» Given problem:
Some lines in the listing below may include the string "economist". How many are there? Give only the number.

Entries with figure data
## Begin

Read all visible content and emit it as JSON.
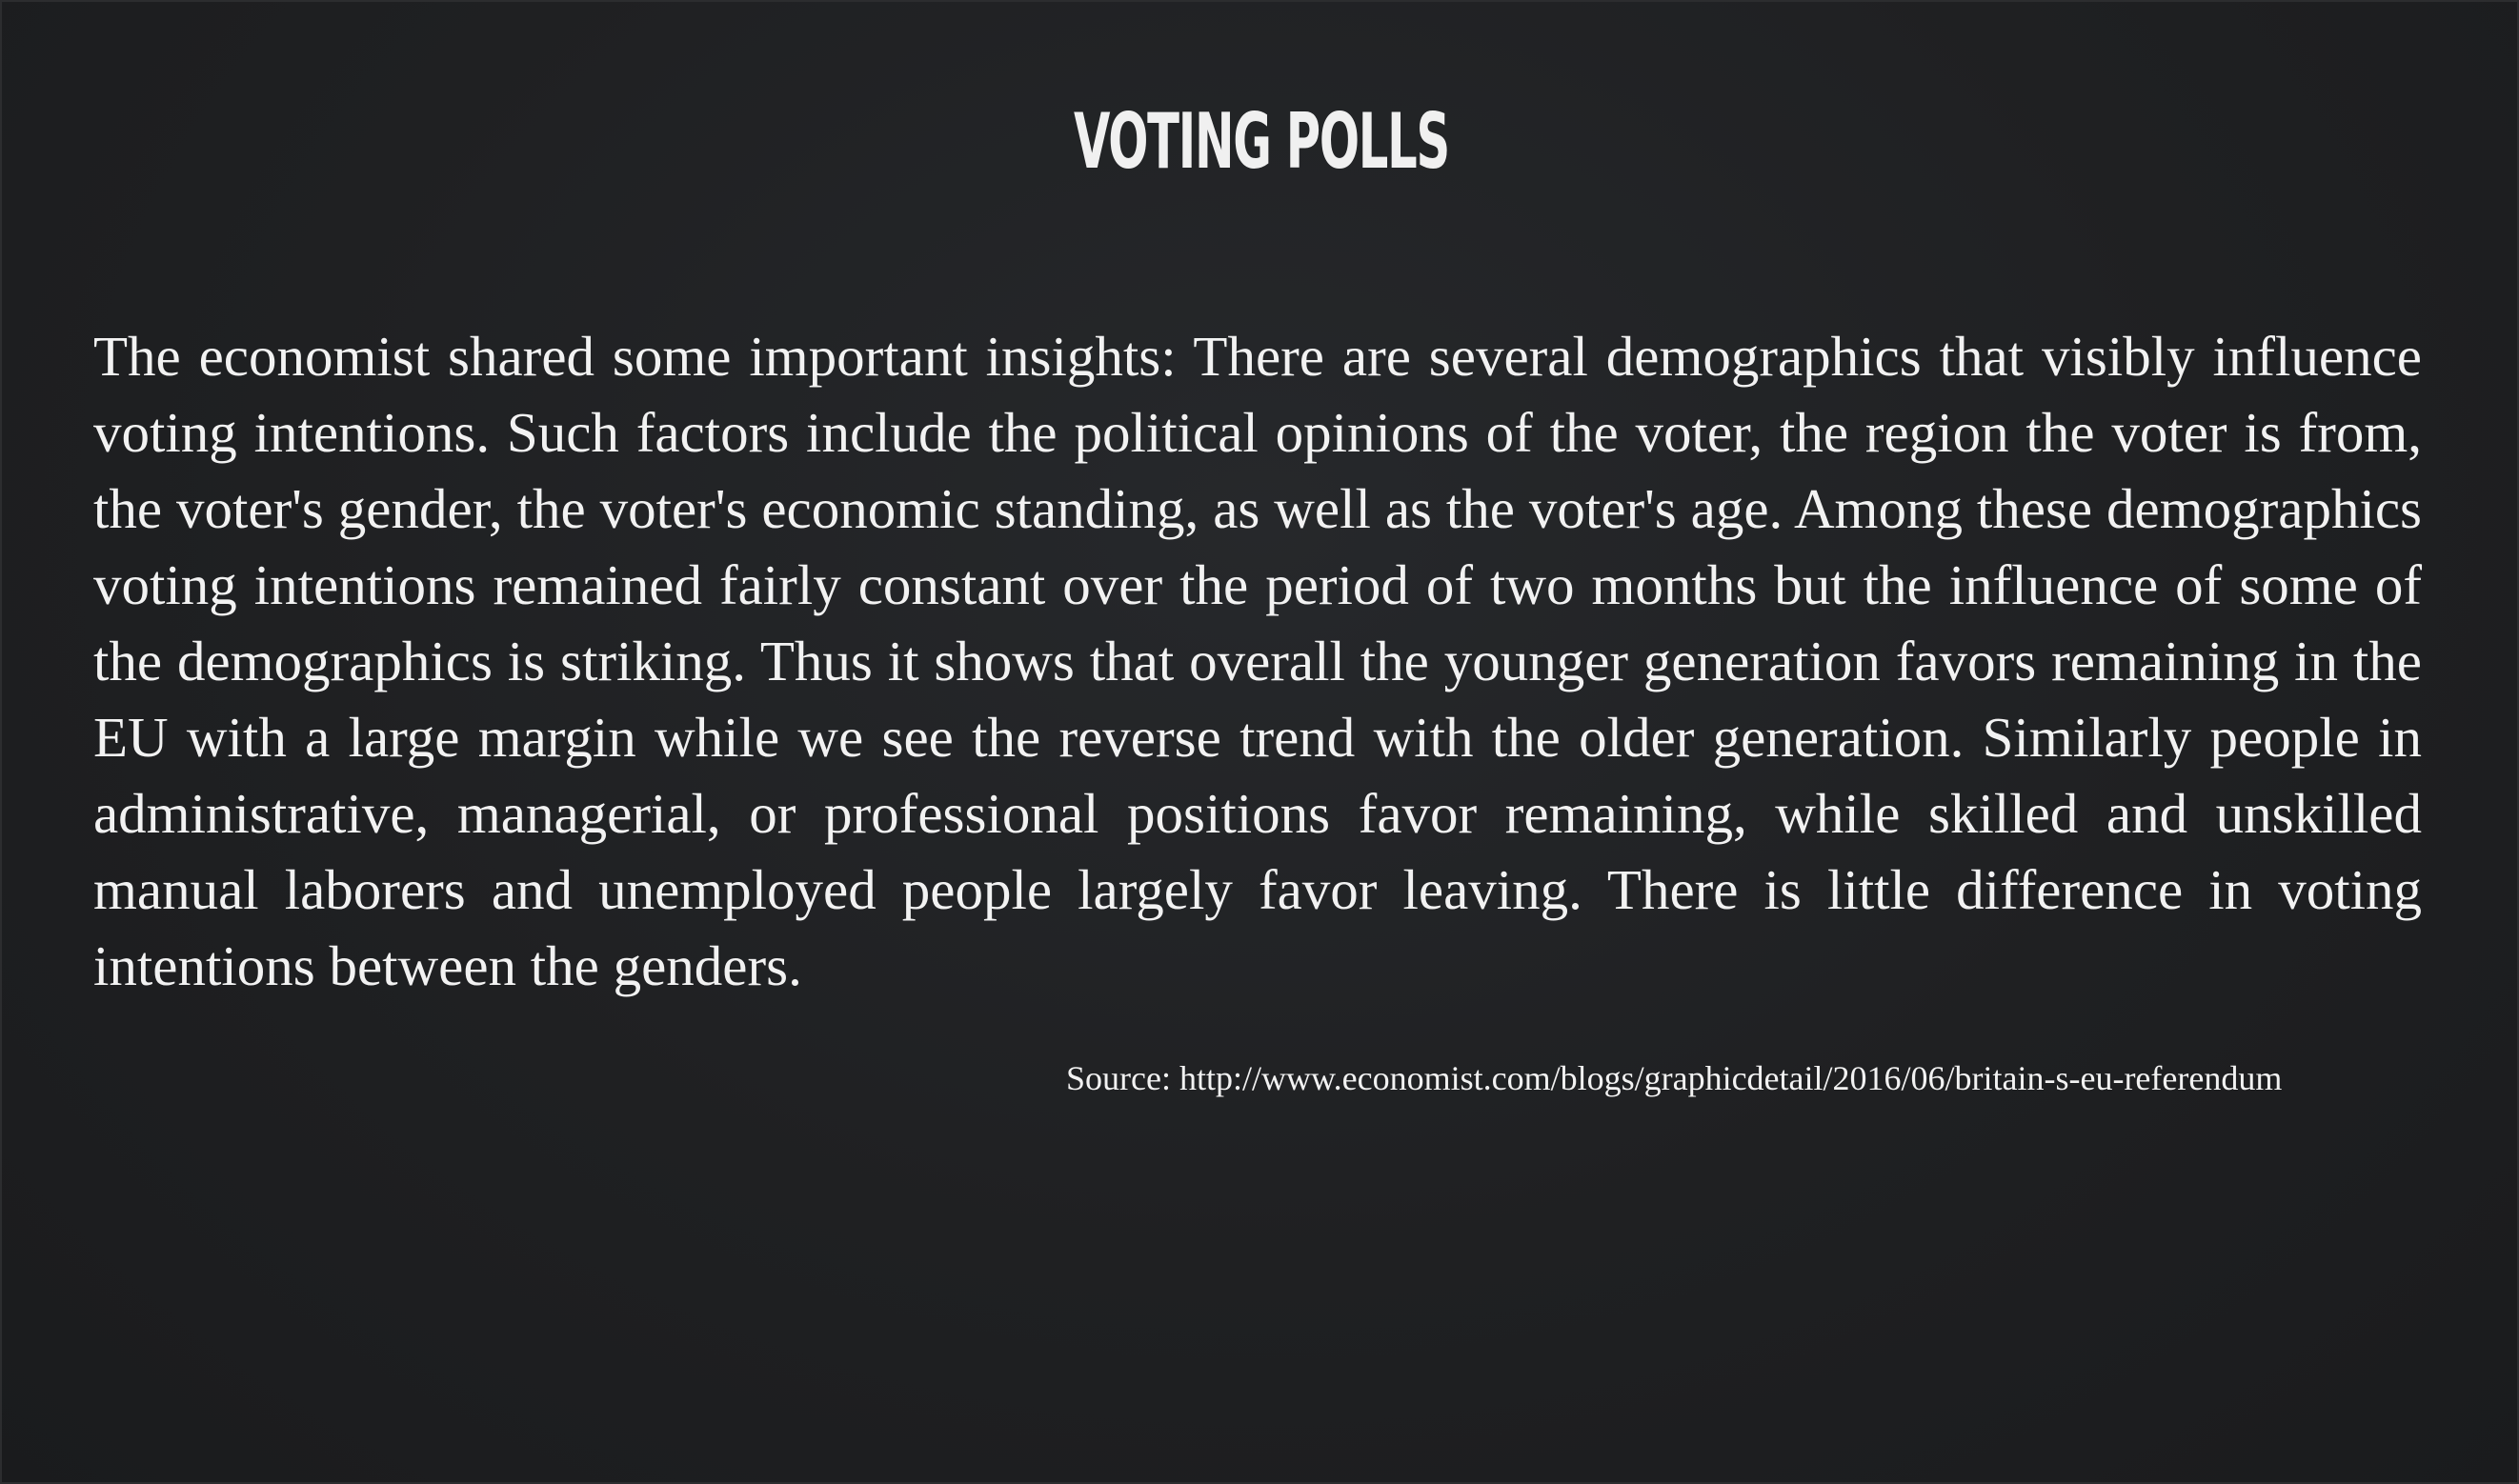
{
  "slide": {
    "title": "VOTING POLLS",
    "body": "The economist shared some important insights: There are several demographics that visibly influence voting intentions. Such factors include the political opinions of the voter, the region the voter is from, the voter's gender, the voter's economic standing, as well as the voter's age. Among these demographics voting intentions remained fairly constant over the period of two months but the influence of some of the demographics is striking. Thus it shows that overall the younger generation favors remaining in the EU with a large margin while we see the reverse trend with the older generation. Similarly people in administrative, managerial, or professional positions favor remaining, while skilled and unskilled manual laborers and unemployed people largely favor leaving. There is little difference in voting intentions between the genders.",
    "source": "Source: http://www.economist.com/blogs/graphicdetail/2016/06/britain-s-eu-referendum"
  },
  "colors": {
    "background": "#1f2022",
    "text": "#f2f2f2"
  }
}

## End

» Task result:
2